* BEGIN Data *
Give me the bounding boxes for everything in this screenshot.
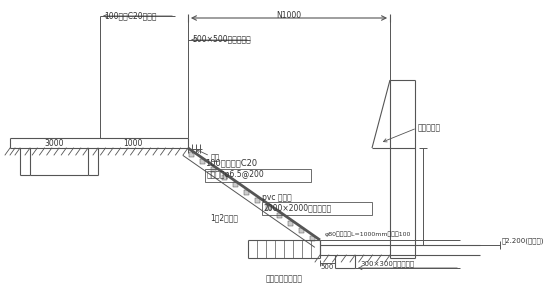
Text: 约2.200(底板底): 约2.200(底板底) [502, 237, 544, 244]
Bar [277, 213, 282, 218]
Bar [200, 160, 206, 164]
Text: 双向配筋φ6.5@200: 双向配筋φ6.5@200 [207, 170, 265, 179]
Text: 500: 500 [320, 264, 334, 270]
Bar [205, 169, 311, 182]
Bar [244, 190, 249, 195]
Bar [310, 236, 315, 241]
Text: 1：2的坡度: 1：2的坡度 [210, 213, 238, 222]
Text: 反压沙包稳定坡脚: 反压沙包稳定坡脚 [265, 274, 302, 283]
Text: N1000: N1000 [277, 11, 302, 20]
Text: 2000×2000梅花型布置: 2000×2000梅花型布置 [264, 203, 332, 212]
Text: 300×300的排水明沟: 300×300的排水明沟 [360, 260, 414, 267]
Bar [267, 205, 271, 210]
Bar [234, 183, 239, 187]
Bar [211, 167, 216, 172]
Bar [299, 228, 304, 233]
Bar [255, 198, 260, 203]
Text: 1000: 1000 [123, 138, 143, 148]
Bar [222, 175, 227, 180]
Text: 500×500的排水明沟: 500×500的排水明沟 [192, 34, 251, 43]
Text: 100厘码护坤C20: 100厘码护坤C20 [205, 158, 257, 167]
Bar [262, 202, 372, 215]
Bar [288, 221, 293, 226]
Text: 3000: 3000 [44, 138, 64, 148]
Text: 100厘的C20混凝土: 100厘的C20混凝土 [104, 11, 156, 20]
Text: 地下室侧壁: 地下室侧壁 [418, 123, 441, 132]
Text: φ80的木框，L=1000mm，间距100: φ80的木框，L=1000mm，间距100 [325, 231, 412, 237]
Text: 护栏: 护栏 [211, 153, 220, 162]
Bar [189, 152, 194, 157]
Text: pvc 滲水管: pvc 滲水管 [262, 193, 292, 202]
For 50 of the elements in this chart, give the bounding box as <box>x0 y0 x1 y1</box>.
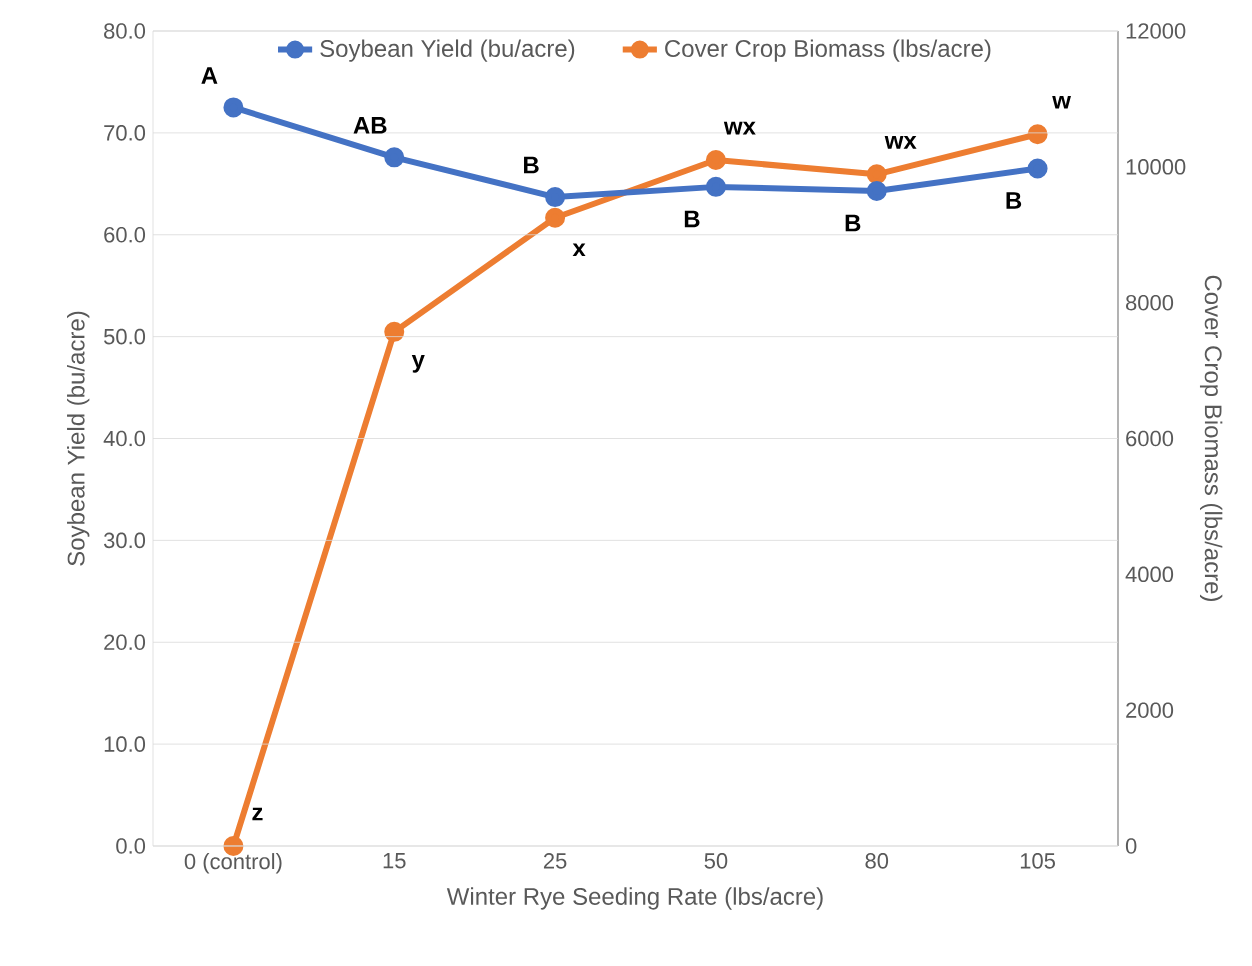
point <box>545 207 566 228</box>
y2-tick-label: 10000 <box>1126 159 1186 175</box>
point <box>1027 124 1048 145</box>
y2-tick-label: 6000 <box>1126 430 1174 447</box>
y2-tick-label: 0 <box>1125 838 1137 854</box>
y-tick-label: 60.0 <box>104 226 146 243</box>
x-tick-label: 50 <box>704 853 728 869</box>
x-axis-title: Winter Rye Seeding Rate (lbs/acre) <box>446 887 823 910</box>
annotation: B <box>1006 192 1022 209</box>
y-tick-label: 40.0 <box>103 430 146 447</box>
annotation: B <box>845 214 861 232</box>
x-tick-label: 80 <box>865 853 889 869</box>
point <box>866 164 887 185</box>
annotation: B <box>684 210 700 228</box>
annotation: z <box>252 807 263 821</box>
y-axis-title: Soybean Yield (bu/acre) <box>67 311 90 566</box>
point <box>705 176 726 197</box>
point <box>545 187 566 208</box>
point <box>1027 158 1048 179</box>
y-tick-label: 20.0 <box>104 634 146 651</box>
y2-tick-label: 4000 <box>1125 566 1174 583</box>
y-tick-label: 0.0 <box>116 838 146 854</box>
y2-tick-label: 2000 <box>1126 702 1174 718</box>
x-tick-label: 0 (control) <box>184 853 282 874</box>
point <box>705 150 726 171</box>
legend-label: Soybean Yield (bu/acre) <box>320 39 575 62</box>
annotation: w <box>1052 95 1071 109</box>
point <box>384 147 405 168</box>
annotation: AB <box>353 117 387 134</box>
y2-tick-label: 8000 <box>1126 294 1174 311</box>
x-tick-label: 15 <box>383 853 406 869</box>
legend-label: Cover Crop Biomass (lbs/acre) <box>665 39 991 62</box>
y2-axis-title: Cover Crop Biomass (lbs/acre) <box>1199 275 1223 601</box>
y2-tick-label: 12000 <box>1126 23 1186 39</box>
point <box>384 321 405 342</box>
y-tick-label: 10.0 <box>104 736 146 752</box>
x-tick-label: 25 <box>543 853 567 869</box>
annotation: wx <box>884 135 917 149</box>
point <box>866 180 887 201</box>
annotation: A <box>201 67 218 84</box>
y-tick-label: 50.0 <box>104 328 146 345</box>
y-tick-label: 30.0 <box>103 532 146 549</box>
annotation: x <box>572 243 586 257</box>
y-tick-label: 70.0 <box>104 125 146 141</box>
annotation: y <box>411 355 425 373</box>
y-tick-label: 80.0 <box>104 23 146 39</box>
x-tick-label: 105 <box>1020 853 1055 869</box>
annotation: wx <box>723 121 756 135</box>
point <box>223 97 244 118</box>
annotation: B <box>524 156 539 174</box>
* END Data *
What the task asks —
Copy every line of the entries above word for word. Leave out the pictures.

Task solution —
Give me the bounding boxes for everything in this screenshot.
Text: 约2.200(底板底): 约2.200(底板底) [502, 237, 544, 244]
Bar [277, 213, 282, 218]
Bar [200, 160, 206, 164]
Text: 双向配筋φ6.5@200: 双向配筋φ6.5@200 [207, 170, 265, 179]
Text: 500: 500 [320, 264, 334, 270]
Bar [205, 169, 311, 182]
Bar [244, 190, 249, 195]
Bar [310, 236, 315, 241]
Text: 1：2的坡度: 1：2的坡度 [210, 213, 238, 222]
Text: 反压沙包稳定坡脚: 反压沙包稳定坡脚 [265, 274, 302, 283]
Text: N1000: N1000 [277, 11, 302, 20]
Text: 2000×2000梅花型布置: 2000×2000梅花型布置 [264, 203, 332, 212]
Text: 300×300的排水明沟: 300×300的排水明沟 [360, 260, 414, 267]
Bar [267, 205, 271, 210]
Bar [234, 183, 239, 187]
Bar [211, 167, 216, 172]
Bar [299, 228, 304, 233]
Bar [255, 198, 260, 203]
Text: 1000: 1000 [123, 138, 143, 148]
Bar [222, 175, 227, 180]
Text: 500×500的排水明沟: 500×500的排水明沟 [192, 34, 251, 43]
Text: 100厘码护坤C20: 100厘码护坤C20 [205, 158, 257, 167]
Bar [262, 202, 372, 215]
Bar [288, 221, 293, 226]
Text: 3000: 3000 [44, 138, 64, 148]
Text: 100厘的C20混凝土: 100厘的C20混凝土 [104, 11, 156, 20]
Text: 地下室侧壁: 地下室侧壁 [418, 123, 441, 132]
Text: φ80的木框，L=1000mm，间距100: φ80的木框，L=1000mm，间距100 [325, 231, 412, 237]
Text: 护栏: 护栏 [211, 153, 220, 162]
Bar [189, 152, 194, 157]
Text: pvc 滲水管: pvc 滲水管 [262, 193, 292, 202]
For 50 of the elements in this chart, give the bounding box as <box>x0 y0 x1 y1</box>.
point <box>545 207 566 228</box>
y2-tick-label: 10000 <box>1126 159 1186 175</box>
point <box>1027 124 1048 145</box>
y2-tick-label: 6000 <box>1126 430 1174 447</box>
y2-tick-label: 0 <box>1125 838 1137 854</box>
y-tick-label: 60.0 <box>104 226 146 243</box>
x-tick-label: 50 <box>704 853 728 869</box>
x-axis-title: Winter Rye Seeding Rate (lbs/acre) <box>446 887 823 910</box>
annotation: B <box>1006 192 1022 209</box>
y-tick-label: 40.0 <box>103 430 146 447</box>
annotation: B <box>845 214 861 232</box>
x-tick-label: 80 <box>865 853 889 869</box>
point <box>866 164 887 185</box>
annotation: B <box>684 210 700 228</box>
annotation: z <box>252 807 263 821</box>
y-axis-title: Soybean Yield (bu/acre) <box>67 311 90 566</box>
point <box>705 176 726 197</box>
point <box>545 187 566 208</box>
point <box>1027 158 1048 179</box>
y-tick-label: 20.0 <box>104 634 146 651</box>
y2-tick-label: 4000 <box>1125 566 1174 583</box>
y-tick-label: 0.0 <box>116 838 146 854</box>
y2-tick-label: 2000 <box>1126 702 1174 718</box>
x-tick-label: 0 (control) <box>184 853 282 874</box>
point <box>705 150 726 171</box>
legend-label: Soybean Yield (bu/acre) <box>320 39 575 62</box>
annotation: w <box>1052 95 1071 109</box>
point <box>384 147 405 168</box>
annotation: AB <box>353 117 387 134</box>
y2-tick-label: 8000 <box>1126 294 1174 311</box>
x-tick-label: 15 <box>383 853 406 869</box>
legend-label: Cover Crop Biomass (lbs/acre) <box>665 39 991 62</box>
y2-axis-title: Cover Crop Biomass (lbs/acre) <box>1199 275 1223 601</box>
y2-tick-label: 12000 <box>1126 23 1186 39</box>
point <box>384 321 405 342</box>
y-tick-label: 10.0 <box>104 736 146 752</box>
x-tick-label: 25 <box>543 853 567 869</box>
annotation: wx <box>884 135 917 149</box>
point <box>866 180 887 201</box>
annotation: A <box>201 67 218 84</box>
y-tick-label: 50.0 <box>104 328 146 345</box>
y-tick-label: 30.0 <box>103 532 146 549</box>
annotation: x <box>572 243 586 257</box>
y-tick-label: 70.0 <box>104 125 146 141</box>
annotation: y <box>411 355 425 373</box>
y-tick-label: 80.0 <box>104 23 146 39</box>
x-tick-label: 105 <box>1020 853 1055 869</box>
annotation: wx <box>723 121 756 135</box>
point <box>223 97 244 118</box>
annotation: B <box>524 156 539 174</box>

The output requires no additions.